Task to carry out
Filter the entries below, keeping every line that has the word "artiste".

Data rows
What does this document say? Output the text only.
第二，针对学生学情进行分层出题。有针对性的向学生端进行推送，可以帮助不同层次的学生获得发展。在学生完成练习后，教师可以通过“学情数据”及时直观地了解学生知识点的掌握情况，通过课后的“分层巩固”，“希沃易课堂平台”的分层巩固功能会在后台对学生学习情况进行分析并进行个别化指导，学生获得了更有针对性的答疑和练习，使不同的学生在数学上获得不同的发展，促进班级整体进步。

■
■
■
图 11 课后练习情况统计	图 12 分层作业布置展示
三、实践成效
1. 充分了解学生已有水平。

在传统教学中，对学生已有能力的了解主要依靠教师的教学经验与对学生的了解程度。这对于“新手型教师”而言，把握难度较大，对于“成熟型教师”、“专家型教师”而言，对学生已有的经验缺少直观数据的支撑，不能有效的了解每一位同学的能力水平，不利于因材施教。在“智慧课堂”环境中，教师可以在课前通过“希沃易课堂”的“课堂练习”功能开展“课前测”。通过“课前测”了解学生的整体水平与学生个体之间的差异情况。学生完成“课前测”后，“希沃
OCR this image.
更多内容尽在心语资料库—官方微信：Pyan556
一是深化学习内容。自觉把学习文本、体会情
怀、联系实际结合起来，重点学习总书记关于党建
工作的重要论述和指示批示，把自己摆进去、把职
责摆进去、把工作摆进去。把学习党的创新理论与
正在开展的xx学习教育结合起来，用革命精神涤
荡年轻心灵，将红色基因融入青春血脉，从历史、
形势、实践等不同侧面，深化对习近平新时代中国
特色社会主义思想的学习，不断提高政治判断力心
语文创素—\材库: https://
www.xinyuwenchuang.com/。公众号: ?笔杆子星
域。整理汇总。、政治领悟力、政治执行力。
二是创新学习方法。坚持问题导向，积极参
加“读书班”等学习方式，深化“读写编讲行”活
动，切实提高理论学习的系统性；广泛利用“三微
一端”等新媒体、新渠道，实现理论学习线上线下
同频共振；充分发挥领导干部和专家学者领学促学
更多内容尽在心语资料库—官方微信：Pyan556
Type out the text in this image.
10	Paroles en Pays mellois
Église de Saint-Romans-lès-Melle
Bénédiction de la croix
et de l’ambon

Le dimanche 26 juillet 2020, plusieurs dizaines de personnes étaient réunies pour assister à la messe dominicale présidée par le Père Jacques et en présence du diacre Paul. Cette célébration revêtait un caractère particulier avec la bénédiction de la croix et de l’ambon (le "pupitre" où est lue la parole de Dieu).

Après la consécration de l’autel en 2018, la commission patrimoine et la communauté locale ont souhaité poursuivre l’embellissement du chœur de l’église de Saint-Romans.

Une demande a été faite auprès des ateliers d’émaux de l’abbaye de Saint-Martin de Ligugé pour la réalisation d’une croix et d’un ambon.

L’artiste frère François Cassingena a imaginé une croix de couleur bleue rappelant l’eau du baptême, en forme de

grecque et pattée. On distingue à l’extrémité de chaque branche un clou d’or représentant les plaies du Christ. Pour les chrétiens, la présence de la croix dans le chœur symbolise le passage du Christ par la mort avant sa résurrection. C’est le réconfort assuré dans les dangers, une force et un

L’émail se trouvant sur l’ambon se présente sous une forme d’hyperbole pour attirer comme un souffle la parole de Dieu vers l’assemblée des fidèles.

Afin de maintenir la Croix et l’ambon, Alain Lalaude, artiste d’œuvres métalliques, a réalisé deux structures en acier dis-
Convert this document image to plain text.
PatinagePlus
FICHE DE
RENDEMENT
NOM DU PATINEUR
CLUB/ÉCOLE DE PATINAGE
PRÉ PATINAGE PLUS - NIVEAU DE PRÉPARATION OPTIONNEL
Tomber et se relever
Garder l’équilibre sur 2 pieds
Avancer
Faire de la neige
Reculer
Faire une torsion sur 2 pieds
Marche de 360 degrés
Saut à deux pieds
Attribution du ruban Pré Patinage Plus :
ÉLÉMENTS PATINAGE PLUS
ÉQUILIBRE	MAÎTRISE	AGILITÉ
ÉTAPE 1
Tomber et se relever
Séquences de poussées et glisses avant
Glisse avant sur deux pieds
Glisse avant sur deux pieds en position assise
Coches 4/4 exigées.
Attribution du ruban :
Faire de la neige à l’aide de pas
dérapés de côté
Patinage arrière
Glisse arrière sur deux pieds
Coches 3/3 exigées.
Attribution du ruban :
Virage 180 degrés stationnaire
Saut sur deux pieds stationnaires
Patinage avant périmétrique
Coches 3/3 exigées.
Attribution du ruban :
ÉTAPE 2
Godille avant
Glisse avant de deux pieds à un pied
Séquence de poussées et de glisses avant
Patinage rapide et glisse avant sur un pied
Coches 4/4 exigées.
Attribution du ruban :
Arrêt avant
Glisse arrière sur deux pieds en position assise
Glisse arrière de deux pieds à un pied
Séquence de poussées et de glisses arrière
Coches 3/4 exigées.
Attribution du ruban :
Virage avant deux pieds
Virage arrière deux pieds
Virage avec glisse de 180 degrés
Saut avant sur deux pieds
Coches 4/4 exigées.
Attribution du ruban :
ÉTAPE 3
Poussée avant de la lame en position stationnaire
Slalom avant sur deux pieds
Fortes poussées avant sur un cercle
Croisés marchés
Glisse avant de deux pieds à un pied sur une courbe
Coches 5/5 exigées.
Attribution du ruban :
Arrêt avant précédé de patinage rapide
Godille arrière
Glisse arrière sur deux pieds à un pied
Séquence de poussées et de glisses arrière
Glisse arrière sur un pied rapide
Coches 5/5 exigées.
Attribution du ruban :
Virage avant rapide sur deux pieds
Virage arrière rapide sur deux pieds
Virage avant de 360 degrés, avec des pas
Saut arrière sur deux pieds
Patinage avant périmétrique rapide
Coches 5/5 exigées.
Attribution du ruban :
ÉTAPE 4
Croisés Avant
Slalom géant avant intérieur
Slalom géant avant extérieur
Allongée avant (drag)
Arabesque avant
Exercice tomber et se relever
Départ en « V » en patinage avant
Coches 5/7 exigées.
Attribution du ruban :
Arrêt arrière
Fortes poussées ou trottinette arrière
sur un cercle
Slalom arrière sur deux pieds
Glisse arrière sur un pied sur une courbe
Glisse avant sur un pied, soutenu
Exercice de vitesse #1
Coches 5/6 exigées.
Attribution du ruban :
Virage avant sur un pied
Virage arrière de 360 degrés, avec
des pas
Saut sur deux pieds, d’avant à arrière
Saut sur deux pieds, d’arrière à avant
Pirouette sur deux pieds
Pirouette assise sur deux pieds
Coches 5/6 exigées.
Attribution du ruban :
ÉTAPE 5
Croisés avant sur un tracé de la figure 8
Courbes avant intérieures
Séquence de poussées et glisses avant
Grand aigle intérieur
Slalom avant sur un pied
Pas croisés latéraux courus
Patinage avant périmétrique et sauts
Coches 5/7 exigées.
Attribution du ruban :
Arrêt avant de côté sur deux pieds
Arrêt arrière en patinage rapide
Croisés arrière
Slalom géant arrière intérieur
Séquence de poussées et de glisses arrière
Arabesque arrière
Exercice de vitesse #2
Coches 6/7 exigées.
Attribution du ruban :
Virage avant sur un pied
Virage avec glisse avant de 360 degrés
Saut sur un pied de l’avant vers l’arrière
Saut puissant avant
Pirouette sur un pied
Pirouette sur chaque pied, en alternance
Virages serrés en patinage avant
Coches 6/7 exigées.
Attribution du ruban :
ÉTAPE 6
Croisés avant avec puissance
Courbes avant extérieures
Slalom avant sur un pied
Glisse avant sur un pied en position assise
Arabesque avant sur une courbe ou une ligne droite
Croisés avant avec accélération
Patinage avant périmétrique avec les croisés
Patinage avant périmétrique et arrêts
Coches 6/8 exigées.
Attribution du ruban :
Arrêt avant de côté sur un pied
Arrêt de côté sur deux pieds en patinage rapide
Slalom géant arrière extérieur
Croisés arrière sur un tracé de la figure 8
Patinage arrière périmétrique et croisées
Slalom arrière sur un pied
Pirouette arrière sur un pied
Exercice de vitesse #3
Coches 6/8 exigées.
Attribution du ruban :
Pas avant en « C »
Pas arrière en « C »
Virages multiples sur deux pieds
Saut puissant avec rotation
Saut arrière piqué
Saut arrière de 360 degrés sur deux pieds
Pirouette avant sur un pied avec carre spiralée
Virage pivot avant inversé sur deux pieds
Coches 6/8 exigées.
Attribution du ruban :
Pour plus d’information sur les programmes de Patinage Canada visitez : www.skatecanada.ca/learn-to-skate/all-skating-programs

Solution to this exercise
L’artiste frère François Cassingena a imaginé une croix de couleur bleue rappelant l’eau du baptême, en forme de
Afin de maintenir la Croix et l’ambon, Alain Lalaude, artiste d’œuvres métalliques, a réalisé deux structures en acier dis-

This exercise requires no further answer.